*** Information given
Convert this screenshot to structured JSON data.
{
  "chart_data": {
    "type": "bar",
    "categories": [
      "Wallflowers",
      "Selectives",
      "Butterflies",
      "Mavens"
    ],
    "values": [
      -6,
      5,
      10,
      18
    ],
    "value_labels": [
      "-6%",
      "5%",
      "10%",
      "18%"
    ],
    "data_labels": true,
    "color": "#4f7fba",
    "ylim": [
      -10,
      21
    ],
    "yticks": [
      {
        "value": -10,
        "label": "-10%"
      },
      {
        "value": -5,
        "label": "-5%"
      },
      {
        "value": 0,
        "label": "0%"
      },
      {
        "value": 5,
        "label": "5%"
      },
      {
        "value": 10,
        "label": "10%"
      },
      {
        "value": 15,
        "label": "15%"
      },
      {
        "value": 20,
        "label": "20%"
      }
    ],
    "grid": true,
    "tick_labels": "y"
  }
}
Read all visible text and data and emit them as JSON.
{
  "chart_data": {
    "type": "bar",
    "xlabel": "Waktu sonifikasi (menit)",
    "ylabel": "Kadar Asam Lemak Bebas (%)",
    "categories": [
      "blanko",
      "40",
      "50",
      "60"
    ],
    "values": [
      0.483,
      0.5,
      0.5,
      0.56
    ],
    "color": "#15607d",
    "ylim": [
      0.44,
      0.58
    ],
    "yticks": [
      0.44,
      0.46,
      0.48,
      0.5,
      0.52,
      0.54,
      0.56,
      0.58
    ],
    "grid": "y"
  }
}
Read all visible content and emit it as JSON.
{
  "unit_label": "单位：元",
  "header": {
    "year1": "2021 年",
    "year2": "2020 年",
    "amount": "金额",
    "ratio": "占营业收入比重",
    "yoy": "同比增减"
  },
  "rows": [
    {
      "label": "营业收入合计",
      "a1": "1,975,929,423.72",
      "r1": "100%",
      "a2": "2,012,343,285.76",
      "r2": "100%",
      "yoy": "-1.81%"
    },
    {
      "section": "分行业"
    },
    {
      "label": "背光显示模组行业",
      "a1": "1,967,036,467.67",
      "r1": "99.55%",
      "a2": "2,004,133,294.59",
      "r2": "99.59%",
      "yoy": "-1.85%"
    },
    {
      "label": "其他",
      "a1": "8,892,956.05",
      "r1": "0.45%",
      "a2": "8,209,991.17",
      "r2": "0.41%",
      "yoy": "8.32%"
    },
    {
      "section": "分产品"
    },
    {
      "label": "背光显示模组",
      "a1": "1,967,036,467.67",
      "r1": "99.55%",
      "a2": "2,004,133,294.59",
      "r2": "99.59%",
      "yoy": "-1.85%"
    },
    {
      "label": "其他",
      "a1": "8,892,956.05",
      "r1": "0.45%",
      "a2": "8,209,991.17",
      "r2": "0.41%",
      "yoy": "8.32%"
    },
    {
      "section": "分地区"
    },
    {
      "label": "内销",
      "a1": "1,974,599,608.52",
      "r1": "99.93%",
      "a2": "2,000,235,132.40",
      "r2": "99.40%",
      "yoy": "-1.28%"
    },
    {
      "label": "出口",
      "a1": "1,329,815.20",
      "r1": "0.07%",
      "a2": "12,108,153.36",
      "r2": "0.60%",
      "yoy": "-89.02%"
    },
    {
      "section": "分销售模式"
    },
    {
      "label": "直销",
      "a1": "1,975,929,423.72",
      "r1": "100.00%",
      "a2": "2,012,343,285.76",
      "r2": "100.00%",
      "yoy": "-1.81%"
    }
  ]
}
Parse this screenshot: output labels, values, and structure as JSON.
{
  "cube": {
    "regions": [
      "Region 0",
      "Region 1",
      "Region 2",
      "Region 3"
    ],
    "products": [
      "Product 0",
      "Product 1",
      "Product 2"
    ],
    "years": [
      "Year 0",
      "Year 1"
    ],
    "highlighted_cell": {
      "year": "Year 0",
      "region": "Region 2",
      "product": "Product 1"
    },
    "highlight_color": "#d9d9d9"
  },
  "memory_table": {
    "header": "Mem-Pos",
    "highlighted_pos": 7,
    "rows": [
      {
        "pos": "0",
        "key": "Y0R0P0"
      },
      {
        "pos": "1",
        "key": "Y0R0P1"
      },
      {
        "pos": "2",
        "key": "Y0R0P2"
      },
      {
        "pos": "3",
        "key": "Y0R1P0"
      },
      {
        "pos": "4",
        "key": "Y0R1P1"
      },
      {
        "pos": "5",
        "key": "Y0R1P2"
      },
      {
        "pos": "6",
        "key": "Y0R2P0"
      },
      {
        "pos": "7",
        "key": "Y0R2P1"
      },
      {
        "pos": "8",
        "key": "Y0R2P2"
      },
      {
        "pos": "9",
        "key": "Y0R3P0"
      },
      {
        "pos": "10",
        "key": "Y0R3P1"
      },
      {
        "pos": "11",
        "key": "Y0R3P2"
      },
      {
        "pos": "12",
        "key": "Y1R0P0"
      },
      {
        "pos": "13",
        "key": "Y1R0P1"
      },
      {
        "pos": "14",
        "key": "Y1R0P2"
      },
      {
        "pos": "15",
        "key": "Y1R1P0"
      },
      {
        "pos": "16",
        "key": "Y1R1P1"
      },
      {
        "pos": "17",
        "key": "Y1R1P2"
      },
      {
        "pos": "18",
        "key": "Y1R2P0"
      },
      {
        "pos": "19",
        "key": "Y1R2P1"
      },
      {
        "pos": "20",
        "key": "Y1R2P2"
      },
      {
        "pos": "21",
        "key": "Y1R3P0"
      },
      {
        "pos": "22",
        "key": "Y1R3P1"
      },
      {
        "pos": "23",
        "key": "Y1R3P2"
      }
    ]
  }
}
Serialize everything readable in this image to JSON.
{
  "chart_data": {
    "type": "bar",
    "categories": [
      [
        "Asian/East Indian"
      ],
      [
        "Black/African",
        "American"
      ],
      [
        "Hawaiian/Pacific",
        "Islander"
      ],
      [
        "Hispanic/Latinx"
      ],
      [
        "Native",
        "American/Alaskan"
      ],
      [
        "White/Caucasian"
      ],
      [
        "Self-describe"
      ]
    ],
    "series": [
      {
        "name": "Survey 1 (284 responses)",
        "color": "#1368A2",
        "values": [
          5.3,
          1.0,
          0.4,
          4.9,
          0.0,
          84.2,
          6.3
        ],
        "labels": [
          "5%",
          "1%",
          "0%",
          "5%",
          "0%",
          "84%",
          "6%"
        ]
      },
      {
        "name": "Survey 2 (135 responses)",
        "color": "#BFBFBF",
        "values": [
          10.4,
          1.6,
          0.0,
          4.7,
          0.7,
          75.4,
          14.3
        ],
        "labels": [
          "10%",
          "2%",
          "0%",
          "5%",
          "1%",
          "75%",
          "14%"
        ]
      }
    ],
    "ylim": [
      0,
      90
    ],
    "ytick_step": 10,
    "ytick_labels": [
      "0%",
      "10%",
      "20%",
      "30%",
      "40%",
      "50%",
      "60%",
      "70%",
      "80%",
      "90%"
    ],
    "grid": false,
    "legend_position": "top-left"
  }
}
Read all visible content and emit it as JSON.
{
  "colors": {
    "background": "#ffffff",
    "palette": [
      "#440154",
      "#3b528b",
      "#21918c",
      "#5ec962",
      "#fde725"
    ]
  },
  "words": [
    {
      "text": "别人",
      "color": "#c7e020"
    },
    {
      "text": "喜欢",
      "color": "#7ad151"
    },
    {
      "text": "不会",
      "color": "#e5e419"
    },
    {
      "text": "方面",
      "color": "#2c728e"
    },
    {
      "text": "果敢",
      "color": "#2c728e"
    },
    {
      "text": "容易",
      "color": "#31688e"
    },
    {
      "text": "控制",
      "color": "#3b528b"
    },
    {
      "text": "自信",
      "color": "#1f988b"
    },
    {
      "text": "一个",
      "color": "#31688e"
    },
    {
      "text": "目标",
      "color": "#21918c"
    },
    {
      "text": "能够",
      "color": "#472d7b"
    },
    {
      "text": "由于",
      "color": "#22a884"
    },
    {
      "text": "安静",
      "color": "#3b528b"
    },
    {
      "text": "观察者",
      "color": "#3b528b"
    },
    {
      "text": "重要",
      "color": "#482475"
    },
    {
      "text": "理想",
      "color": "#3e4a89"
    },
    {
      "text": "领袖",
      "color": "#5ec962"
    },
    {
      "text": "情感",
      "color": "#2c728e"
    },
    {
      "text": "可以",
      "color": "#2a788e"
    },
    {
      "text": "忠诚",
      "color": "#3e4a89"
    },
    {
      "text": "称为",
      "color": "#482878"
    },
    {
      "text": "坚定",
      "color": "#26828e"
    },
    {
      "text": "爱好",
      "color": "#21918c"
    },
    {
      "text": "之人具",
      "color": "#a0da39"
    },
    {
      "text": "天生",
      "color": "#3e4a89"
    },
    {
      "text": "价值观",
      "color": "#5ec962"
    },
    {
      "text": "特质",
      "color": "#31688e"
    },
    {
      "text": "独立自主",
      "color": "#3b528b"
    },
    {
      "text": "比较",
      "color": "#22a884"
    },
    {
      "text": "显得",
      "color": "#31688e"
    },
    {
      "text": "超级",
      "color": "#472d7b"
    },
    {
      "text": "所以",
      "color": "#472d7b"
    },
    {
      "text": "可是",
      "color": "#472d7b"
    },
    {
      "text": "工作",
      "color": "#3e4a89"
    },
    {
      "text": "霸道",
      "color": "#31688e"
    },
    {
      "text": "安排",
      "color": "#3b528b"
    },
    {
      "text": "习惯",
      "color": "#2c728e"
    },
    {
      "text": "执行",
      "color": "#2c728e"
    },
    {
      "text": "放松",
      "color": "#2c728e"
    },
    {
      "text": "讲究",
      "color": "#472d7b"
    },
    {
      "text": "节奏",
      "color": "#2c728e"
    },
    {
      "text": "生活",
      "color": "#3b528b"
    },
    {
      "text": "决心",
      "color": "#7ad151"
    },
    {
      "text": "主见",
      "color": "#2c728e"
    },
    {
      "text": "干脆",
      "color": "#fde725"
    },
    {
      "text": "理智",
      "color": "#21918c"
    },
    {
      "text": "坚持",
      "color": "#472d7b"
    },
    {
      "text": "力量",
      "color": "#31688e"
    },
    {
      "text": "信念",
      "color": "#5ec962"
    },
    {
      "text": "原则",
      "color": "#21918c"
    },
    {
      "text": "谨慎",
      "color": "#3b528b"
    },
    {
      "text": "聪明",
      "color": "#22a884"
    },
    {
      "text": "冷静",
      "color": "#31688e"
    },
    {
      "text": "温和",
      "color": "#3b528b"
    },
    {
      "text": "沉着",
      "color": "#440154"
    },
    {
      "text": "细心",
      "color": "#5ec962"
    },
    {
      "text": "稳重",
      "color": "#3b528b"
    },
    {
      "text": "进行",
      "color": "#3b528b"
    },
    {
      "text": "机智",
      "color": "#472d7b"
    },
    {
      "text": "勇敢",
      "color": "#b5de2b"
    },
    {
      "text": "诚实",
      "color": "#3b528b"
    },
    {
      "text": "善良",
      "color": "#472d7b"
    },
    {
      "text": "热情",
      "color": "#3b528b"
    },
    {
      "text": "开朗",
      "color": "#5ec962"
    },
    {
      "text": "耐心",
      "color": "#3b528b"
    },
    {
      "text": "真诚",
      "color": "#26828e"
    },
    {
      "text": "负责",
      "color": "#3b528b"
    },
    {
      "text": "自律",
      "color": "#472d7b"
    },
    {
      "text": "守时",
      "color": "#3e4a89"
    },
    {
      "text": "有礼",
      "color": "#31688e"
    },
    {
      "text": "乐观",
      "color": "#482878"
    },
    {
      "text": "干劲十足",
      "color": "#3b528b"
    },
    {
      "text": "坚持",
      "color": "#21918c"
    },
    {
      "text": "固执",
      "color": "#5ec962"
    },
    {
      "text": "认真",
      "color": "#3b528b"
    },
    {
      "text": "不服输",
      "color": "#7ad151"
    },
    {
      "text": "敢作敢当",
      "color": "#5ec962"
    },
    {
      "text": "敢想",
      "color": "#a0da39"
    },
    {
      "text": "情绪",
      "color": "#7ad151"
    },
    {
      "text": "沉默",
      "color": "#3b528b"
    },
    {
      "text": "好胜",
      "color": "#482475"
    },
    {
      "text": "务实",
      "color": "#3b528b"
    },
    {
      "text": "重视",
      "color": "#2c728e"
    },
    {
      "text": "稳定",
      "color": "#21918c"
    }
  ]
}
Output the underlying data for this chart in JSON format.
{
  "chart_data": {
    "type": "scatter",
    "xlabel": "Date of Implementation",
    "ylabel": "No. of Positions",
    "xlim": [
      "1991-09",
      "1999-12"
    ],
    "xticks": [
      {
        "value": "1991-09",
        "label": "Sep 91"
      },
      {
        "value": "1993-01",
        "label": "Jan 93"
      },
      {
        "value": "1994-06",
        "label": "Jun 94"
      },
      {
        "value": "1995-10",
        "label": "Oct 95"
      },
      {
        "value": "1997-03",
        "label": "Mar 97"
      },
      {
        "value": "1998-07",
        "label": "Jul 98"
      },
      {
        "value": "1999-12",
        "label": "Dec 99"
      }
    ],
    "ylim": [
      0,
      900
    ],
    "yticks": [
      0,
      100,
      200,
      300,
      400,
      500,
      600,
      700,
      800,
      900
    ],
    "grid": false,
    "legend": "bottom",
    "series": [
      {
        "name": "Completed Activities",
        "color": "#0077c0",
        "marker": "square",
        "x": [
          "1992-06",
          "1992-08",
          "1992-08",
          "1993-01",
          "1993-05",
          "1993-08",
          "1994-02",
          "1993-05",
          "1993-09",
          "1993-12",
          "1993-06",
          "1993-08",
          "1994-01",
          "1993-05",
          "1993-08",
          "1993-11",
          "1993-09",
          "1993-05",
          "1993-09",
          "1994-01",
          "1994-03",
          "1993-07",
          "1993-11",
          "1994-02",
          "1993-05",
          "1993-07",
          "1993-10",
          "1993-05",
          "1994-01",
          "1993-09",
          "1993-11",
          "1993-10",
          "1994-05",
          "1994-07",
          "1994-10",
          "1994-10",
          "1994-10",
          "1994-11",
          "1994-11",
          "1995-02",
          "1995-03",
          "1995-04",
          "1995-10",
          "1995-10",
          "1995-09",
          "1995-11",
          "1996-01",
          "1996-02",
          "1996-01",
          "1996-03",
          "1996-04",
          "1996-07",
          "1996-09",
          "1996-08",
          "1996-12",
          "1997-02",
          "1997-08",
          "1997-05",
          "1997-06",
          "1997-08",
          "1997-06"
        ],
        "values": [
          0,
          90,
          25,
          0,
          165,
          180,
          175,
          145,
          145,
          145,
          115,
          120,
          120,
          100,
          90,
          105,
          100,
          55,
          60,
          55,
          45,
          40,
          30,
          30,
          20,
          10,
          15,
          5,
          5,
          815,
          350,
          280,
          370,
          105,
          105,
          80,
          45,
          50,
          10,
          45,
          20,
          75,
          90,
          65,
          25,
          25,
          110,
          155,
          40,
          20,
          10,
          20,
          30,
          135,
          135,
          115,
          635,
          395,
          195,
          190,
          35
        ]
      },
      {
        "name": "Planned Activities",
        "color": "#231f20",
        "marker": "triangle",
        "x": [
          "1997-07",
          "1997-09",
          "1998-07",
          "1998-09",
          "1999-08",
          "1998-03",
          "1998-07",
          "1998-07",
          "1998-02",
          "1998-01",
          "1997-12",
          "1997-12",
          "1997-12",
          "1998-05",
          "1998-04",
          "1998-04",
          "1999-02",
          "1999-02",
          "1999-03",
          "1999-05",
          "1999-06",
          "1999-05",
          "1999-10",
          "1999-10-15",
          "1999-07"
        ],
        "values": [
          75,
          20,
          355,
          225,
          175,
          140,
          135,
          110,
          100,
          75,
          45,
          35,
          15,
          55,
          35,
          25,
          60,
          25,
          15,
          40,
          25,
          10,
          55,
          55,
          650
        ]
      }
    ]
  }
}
******
**Task objective**
Pick out the lines containing the word "grid" and show them.

**Correct output**
    "grid": true,
    "grid": "y"
    "grid": false,
    "grid": false,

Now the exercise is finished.